-- Input for this task start --

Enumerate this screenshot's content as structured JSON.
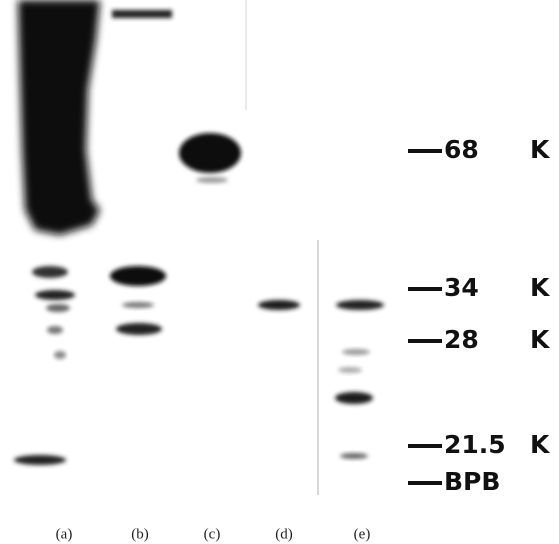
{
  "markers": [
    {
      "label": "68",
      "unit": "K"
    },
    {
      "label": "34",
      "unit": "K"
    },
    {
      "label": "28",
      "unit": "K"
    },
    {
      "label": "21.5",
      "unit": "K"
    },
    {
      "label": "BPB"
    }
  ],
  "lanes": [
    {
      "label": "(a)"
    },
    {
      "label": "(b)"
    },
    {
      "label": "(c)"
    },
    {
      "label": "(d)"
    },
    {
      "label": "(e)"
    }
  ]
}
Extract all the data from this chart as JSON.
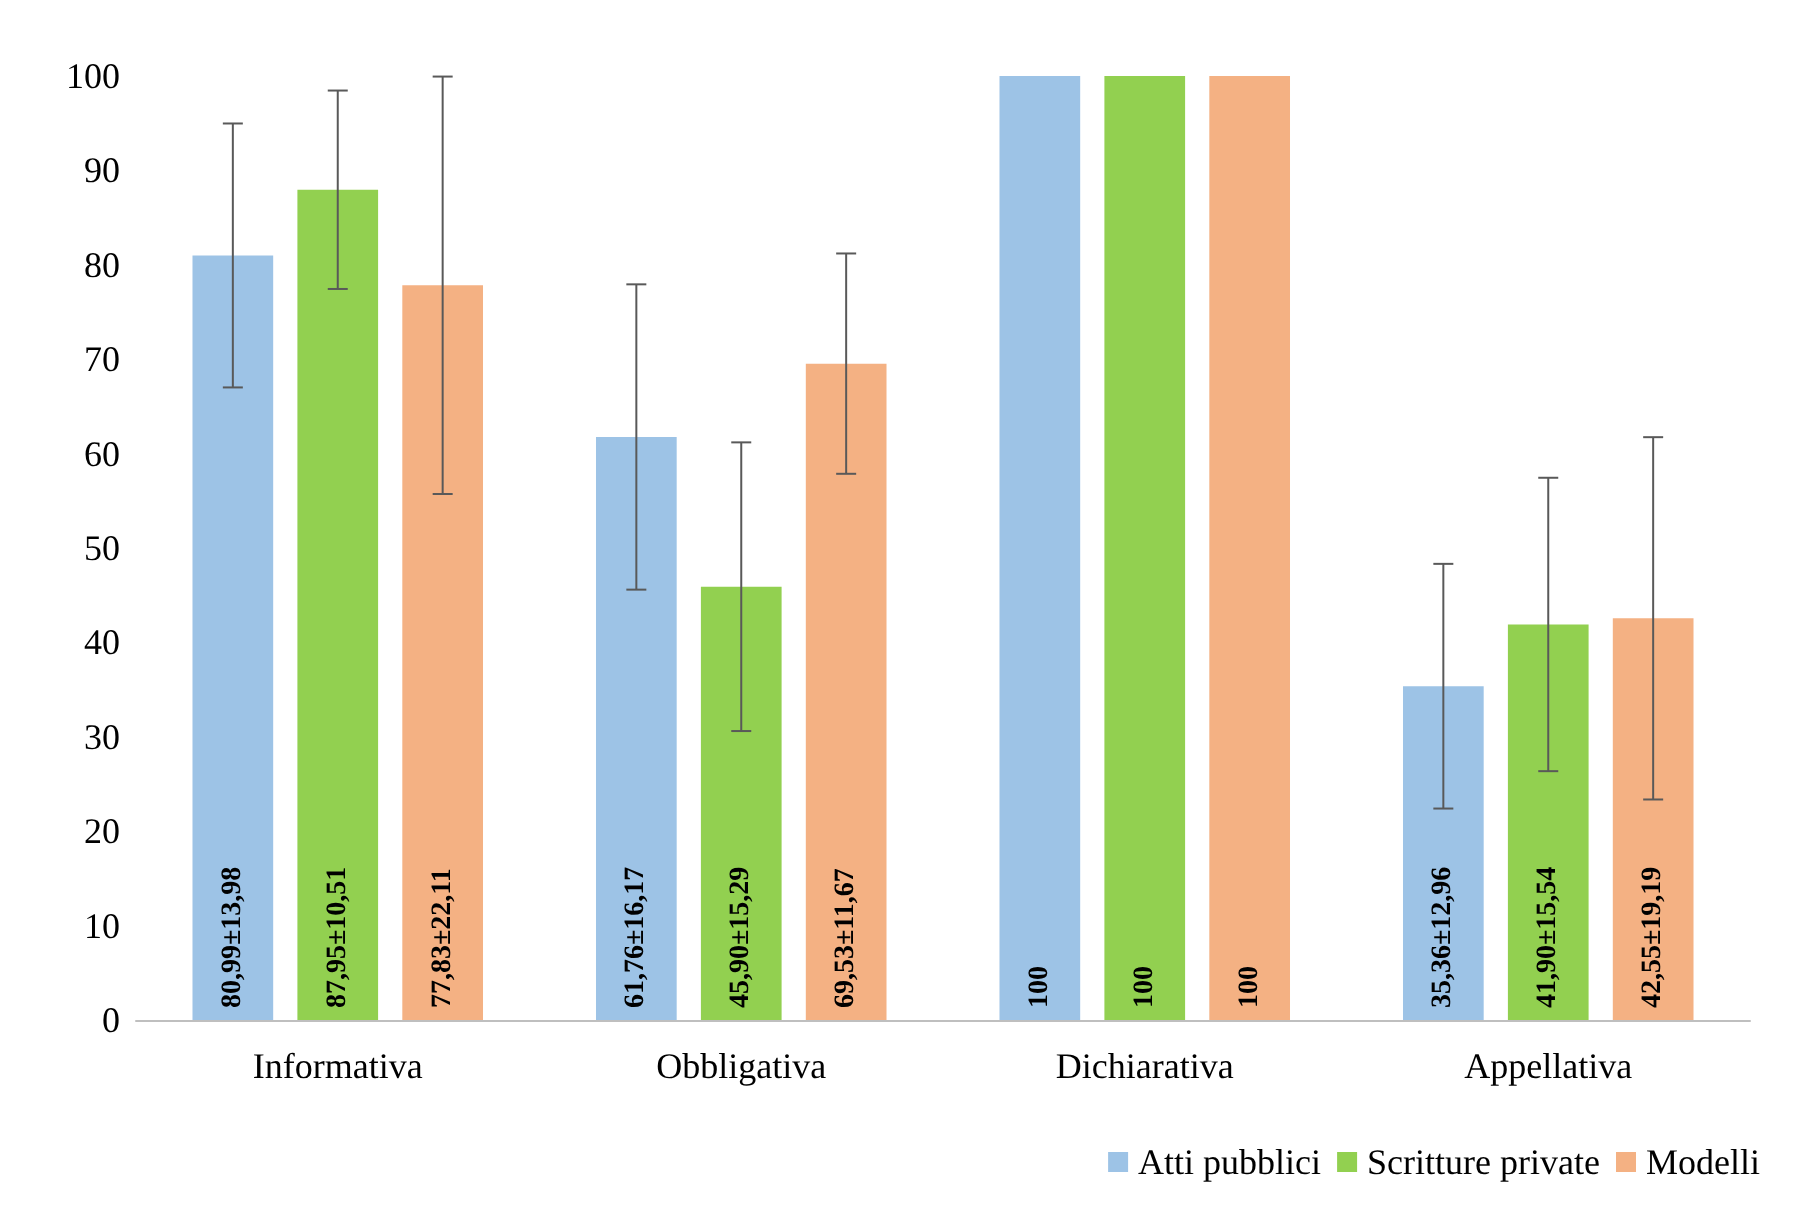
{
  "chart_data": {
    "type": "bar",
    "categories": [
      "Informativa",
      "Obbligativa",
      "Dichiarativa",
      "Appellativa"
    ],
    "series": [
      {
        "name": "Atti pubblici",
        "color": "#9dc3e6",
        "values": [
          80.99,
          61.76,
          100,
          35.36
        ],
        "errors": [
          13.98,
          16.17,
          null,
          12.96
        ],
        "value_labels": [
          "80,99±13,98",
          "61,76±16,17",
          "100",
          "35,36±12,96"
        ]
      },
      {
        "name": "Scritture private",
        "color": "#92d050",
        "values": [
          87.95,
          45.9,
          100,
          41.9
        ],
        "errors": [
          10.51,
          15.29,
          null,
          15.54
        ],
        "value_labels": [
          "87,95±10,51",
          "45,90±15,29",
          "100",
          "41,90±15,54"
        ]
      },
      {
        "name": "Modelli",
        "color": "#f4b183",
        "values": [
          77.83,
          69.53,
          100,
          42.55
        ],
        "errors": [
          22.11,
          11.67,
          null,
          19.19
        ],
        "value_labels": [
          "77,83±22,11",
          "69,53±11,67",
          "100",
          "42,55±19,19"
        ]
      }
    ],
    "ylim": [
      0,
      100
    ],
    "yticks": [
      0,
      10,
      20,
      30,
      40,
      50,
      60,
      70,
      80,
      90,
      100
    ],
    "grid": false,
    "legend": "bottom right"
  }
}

-- Input for this task end --

Exercise aim
Transcribe each line above verbatim, with the pictures left out.

Written answer
Enumerate this screenshot's content as structured JSON.
{
  "markers": [
    {
      "label": "68",
      "unit": "K"
    },
    {
      "label": "34",
      "unit": "K"
    },
    {
      "label": "28",
      "unit": "K"
    },
    {
      "label": "21.5",
      "unit": "K"
    },
    {
      "label": "BPB"
    }
  ],
  "lanes": [
    {
      "label": "(a)"
    },
    {
      "label": "(b)"
    },
    {
      "label": "(c)"
    },
    {
      "label": "(d)"
    },
    {
      "label": "(e)"
    }
  ]
}
Extract all the data from this chart as JSON.
{
  "chart_data": {
    "type": "bar",
    "categories": [
      "Informativa",
      "Obbligativa",
      "Dichiarativa",
      "Appellativa"
    ],
    "series": [
      {
        "name": "Atti pubblici",
        "color": "#9dc3e6",
        "values": [
          80.99,
          61.76,
          100,
          35.36
        ],
        "errors": [
          13.98,
          16.17,
          null,
          12.96
        ],
        "value_labels": [
          "80,99±13,98",
          "61,76±16,17",
          "100",
          "35,36±12,96"
        ]
      },
      {
        "name": "Scritture private",
        "color": "#92d050",
        "values": [
          87.95,
          45.9,
          100,
          41.9
        ],
        "errors": [
          10.51,
          15.29,
          null,
          15.54
        ],
        "value_labels": [
          "87,95±10,51",
          "45,90±15,29",
          "100",
          "41,90±15,54"
        ]
      },
      {
        "name": "Modelli",
        "color": "#f4b183",
        "values": [
          77.83,
          69.53,
          100,
          42.55
        ],
        "errors": [
          22.11,
          11.67,
          null,
          19.19
        ],
        "value_labels": [
          "77,83±22,11",
          "69,53±11,67",
          "100",
          "42,55±19,19"
        ]
      }
    ],
    "ylim": [
      0,
      100
    ],
    "yticks": [
      0,
      10,
      20,
      30,
      40,
      50,
      60,
      70,
      80,
      90,
      100
    ],
    "grid": false,
    "legend": "bottom right"
  }
}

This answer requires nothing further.